> [Quoted passage]
_____
Dave: My thinking is that people should take as much time alone as they like. The way the week worked last year was great.  I’m a morning person so I’d go for walks down into the hollow before we all gathered in the morning.  I’d usually have some writing ideas of my own and would scribble them down in my journal.  I even managed a couple of morning dips in the creek.  By the time I got back, breakfast and coffee were ready, and soon after that, around nine, all of the writers would  gather out on the porch.  We did some writing exercises to warm up, read our work out loud, and I would talk for a bit about writing–that is, about goals, habits, craft, and whatever else seemed relevant to the work we were doing.  I really tried to tailor the class to the goals of the people in it, so if someone was working on a novel I’d suggest books to read, for instance.  Some people want more direction than others, and that’s fine, too.  It’s their week.

Bill:  I like to read from favorite books, find lessons there.  And I’m hoping people will bring favorite passages to share, too.  And I like to tailor exercises and assignments for those who want them, both fiction and nonfiction, even a little poetry.  We’ll think hard about what participants need to bring their writing up to the needs of their various  visions.  And of course we’ll all be sharing our writing.  There’s nothing like reading from fresh work and hearing what other writers and thinkers have to say about where you’re going rather than where you’ve been.  I like aiming myself at future projects, getting a map in my head for what’s next.

Dave:  That’s right.  And another thing I find is that a week like this is good for starting to think hard about the form, or more accurately the shape, of the project or projects you are working on.   What exactly is this thing you are working on?   I tend to think of writing in terms of books, not shorter pieces, and what I try to do is help students conceive of how this thing they’ve got can be shaped into a book.

Bill:  We’ll also have time to talk with each participant individually, both informally (at meals and on walks) and more seriously, over coffee in a quiet corner, trying to sort out challenges, move each of us toward the next positive step.

Dave: Ya, that’s kind of how it worked last year.  We would meet in the morning until about noon, though during that more formal time people would also wander off to some beautiful corner of the property while they did exercises.  When we were done we got served this amazing lunch that is catered by a local restaurant.  The afternoon is generally a more solitary time, everyone off working on their writing.  Until we get back together for cocktail hour of course.  Then, drink in hand, the talk usually returns to writing.
_____
[Items drawn from a data source]
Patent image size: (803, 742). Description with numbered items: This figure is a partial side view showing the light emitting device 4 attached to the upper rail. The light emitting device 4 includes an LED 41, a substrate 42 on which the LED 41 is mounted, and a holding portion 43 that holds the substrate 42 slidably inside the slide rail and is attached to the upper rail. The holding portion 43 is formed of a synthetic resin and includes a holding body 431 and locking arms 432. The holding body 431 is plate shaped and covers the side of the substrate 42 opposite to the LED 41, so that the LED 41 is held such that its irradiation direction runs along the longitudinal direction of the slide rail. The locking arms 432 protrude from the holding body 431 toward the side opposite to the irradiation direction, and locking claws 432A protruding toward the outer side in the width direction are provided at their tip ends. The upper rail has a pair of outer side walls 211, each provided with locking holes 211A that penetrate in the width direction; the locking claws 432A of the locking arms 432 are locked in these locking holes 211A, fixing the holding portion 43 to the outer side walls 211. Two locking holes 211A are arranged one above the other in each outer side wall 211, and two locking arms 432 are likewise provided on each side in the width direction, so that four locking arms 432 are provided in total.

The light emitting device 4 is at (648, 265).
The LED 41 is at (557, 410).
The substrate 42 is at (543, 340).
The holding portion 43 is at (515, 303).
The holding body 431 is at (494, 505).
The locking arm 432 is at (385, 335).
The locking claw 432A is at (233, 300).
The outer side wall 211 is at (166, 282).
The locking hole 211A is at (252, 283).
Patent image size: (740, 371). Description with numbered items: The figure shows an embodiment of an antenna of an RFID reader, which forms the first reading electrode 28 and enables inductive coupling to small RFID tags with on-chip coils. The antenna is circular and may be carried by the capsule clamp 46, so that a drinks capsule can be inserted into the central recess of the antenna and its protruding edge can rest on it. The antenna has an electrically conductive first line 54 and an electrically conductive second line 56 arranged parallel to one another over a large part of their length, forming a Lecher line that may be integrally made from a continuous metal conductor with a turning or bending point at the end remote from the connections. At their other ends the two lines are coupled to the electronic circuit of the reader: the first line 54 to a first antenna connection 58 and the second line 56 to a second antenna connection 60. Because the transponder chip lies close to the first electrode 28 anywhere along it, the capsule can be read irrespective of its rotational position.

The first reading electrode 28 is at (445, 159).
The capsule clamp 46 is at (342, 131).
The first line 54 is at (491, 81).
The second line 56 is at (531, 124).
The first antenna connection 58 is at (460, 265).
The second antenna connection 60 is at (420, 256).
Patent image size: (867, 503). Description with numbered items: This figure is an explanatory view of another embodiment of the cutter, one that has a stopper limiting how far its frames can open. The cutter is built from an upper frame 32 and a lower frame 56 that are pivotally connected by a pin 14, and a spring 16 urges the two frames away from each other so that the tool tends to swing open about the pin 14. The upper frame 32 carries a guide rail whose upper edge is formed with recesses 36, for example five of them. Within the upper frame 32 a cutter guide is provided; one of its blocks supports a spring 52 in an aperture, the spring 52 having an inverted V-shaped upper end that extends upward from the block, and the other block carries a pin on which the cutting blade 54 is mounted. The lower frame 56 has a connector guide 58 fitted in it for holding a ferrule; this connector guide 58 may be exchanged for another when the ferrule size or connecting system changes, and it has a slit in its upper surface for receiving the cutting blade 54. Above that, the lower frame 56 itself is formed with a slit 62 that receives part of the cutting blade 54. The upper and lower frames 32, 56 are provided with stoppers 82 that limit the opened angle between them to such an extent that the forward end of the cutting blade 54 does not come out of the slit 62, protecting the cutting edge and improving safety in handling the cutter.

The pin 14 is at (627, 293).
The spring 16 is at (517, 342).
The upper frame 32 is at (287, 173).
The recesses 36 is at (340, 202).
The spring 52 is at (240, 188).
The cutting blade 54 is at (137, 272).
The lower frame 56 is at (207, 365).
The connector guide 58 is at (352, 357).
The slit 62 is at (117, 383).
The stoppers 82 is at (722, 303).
_____
> [Task list]
1) Set down, word for word, the part of the writing-week dialogue starting with "Bill:  We’ll also" and going on through "returns to writing.".
2) In the writing-week dialogue, at about what time did all of the writers gather out on the porch?
3) Extend the writing-week dialogue, picking up right after its last line.

> [Answers for the tasks]
1)
Bill:  We’ll also have time to talk with each participant individually, both informally (at meals and on walks) and more seriously, over coffee in a quiet corner, trying to sort out challenges, move each of us toward the next positive step.

Dave: Ya, that’s kind of how it worked last year.  We would meet in the morning until about noon, though during that more formal time people would also wander off to some beautiful corner of the property while they did exercises.  When we were done we got served this amazing lunch that is catered by a local restaurant.  The afternoon is generally a more solitary time, everyone off working on their writing.  Until we get back together for cocktail hour of course.  Then, drink in hand, the talk usually returns to writing.

2) Around nine.

3)
Bill:  The way I imagine it is this will not just be a time of camaraderie, but the time we come together to share this great vision of ours.   And it’s where we’re all equals, all with something to offer, something to add, something to give. Some laughter doesn’t hurt at the end of the day.  You’re an early-to-bed guy, but after dinner and after some talk around the fire , I’m more likely to be in my room writing till all hours.

Dave: On the other hand, people can just hole up at the end of the day if they like and keep writing.  There are only a few formal planned activities.  I went for long bikes rides and one day we all went river rafting.  Also one night my eight year old daughter took on the local clog dancing champion at a restaurant in a nearby town. But that’s another story.

To find out more about joining us at Doe Branch please click here.



  1. Rick Van Noy writes:

    Would like to be there but will be out of the country. Any other chance to catch the Bill and Dave show this summer?

    • Bill writes:

      I’ll be at the Damariscotta Lake Writers Conference first days of August this summer at Camp Kieve in Damariscotta, Maine. I’ll be giving the Hog Island lecture, which takes place at the Hog Island Audubon reserve, reached by boat, a day in heaven. The conference is for High School teachers, though. But thanks for the chance to plug it. And much more to come, and Dave doing all kinds of wonderful things, including the Wild Branch Writers Workshop. And Rick, everyone should know, is a fine writer himself, often on the subject of getting kids out and into nature. He teaches at Radford University in Virginia.